Tâche courte A: Selon le texte sur l'accord entre UBS et Credit Suisse, pourquoi le processus de gouvernance est-il jugé désastreux ? Répondez en une à trois phrases.

Texte du document:

__________

II. Un accord qui soulève de nombreuses questions

Nous pensons que cet accord soulève de nombreuses questions et remet en cause la crédibilité des autorités suisses et de Zurich en tant que centre financier mondial.

1. Le processus de gouvernance a été désastreux : non seulement les actionnaires n’ont pas été consultés (UBS et CS), mais une loi de dernière minute a été adoptée à cet effet.

2. Le fait que les détenteurs d’AT1 aient été effacés alors que les actionnaires ont obtenu 3 milliards d’euros est une inversion évidente de la hiérarchie normale des créances et ne sera pas bien perçue par les investisseurs institutionnels. Le "Swiss finish", c’est-à-dire l’interprétation suisse des règles de Bâle, sera remis en question.

3. On s’interrogera sur les raisons pour lesquelles les actionnaires ont été si bien traités et sur la possibilité que des actionnaires de premier plan aient utilisé leur influence en tant que clients pour modifier l’accord en leur faveur au détriment des détenteurs d’obligations.

4. Les procédures judiciaires vont s’éterniser et les fonds "vautours" semblent déjà acheter les créances AT1 de Credit Suisse. Ce n’est ni le lieu ni le moment de procéder à une analyse juridique, mais les plaignants souligneront ce qui suit :

  • Les AT1 ont été conçus pour absorber les pertes, mais où sont ces pertes  ? Aucune n’a été divulguée.
  • Même dimanche soir (sans parler de la déclaration de soutien de mercredi dernier), la FINMA a confirmé que le Credit Suisse était solvable. Il est difficile d’affirmer que la situation des détenteurs d’AT1 n’est pas pire qu’en cas de faillite.
  • De nombreux documents commerciaux montrent que, dans le cadre du régime de crise suisse, les actionnaires sont subordonnés aux détenteurs d’obligations.

__________

Liste des enregistrements:
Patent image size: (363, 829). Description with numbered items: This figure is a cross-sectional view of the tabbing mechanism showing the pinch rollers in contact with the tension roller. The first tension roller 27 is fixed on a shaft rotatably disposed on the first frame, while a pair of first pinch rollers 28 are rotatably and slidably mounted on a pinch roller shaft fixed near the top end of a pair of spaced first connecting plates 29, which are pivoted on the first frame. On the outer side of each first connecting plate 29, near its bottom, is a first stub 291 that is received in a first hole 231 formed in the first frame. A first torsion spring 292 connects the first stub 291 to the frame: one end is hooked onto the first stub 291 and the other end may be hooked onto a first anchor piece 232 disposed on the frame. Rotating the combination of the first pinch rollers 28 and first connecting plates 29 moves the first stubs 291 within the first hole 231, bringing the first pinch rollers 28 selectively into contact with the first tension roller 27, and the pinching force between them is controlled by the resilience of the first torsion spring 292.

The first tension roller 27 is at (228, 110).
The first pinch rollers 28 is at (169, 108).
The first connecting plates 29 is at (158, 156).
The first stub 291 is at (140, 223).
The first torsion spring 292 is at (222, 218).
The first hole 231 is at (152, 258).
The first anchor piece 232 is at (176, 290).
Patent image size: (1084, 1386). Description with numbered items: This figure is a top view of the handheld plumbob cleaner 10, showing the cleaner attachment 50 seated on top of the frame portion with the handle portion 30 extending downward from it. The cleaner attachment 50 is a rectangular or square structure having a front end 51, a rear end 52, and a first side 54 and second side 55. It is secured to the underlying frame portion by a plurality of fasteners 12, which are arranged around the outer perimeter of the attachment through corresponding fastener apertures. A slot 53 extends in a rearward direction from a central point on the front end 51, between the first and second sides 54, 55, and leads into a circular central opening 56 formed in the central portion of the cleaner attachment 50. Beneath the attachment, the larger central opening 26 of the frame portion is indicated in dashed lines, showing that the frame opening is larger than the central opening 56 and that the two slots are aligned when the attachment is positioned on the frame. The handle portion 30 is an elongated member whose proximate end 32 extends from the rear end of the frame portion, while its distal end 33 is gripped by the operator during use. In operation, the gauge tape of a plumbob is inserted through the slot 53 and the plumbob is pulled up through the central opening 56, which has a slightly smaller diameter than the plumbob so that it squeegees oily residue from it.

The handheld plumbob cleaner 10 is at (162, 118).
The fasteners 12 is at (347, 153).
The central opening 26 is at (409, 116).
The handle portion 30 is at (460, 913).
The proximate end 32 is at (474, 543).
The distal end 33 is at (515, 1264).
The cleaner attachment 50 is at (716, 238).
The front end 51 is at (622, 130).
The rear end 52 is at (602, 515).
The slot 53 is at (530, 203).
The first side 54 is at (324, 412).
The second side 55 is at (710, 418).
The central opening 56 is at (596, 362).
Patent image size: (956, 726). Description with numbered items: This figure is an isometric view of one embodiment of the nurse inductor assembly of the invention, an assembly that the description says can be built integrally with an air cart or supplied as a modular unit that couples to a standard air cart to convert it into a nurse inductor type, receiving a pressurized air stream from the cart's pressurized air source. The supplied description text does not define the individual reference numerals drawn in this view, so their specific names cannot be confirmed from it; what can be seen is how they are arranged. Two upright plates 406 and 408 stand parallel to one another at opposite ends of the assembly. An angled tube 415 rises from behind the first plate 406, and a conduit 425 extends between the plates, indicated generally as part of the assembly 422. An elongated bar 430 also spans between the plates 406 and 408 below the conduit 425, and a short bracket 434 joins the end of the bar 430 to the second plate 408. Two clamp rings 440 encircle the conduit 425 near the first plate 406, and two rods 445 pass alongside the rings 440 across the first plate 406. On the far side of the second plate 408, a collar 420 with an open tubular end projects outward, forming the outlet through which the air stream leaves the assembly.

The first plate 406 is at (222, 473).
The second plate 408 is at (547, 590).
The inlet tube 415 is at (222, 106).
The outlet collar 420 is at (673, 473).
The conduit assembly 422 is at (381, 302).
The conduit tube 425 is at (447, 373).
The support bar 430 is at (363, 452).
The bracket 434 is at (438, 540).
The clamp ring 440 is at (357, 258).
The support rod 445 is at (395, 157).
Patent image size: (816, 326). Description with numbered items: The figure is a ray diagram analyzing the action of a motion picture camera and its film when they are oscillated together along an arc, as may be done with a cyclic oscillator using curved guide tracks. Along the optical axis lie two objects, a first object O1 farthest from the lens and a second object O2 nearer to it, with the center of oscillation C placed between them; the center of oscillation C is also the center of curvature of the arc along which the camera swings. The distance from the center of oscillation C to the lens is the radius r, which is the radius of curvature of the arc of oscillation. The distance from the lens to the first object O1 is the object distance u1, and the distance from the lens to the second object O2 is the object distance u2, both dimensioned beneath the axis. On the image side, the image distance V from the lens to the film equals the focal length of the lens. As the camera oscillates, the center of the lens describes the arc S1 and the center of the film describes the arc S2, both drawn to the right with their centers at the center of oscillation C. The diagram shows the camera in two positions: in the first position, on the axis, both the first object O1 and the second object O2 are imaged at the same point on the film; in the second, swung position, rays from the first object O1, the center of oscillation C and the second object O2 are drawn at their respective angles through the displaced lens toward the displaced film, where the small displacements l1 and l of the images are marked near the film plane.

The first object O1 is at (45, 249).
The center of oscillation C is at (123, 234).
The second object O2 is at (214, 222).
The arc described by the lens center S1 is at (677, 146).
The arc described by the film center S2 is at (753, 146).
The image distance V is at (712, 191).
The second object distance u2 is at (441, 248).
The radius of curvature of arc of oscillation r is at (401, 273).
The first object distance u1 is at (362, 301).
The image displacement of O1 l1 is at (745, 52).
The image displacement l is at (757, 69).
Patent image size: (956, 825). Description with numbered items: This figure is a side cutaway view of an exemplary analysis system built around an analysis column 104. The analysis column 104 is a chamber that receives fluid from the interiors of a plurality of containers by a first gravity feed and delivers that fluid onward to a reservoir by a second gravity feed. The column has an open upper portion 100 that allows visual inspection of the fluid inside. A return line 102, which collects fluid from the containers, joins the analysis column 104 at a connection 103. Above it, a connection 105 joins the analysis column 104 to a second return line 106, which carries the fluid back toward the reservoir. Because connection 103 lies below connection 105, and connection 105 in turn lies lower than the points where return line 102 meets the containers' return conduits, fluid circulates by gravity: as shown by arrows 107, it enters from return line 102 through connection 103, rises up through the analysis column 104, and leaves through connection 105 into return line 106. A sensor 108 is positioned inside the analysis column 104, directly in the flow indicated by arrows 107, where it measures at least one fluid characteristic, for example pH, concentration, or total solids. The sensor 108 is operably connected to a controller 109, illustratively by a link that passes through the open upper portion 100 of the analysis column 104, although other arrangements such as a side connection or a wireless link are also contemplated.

__________

Tâche courte B: Recopiez mot pour mot, s'il vous plaît, les lignes de la liste, en partant de la ligne qui contient « Patent image size: (1084, 1386). » et en allant jusqu'à la ligne qui contient « The central opening 56 is at (596, 362). », toutes deux comprises.

Résultat obtenu A: Le processus de gouvernance est jugé désastreux pour deux raisons. Les actionnaires d'UBS et de Credit Suisse n'ont pas été consultés, et une loi de dernière minute a été adoptée à cet effet.

Résultat obtenu B:
Patent image size: (1084, 1386). Description with numbered items: This figure is a top view of the handheld plumbob cleaner 10, showing the cleaner attachment 50 seated on top of the frame portion with the handle portion 30 extending downward from it. The cleaner attachment 50 is a rectangular or square structure having a front end 51, a rear end 52, and a first side 54 and second side 55. It is secured to the underlying frame portion by a plurality of fasteners 12, which are arranged around the outer perimeter of the attachment through corresponding fastener apertures. A slot 53 extends in a rearward direction from a central point on the front end 51, between the first and second sides 54, 55, and leads into a circular central opening 56 formed in the central portion of the cleaner attachment 50. Beneath the attachment, the larger central opening 26 of the frame portion is indicated in dashed lines, showing that the frame opening is larger than the central opening 56 and that the two slots are aligned when the attachment is positioned on the frame. The handle portion 30 is an elongated member whose proximate end 32 extends from the rear end of the frame portion, while its distal end 33 is gripped by the operator during use. In operation, the gauge tape of a plumbob is inserted through the slot 53 and the plumbob is pulled up through the central opening 56, which has a slightly smaller diameter than the plumbob so that it squeegees oily residue from it.

The handheld plumbob cleaner 10 is at (162, 118).
The fasteners 12 is at (347, 153).
The central opening 26 is at (409, 116).
The handle portion 30 is at (460, 913).
The proximate end 32 is at (474, 543).
The distal end 33 is at (515, 1264).
The cleaner attachment 50 is at (716, 238).
The front end 51 is at (622, 130).
The rear end 52 is at (602, 515).
The slot 53 is at (530, 203).
The first side 54 is at (324, 412).
The second side 55 is at (710, 418).
The central opening 56 is at (596, 362).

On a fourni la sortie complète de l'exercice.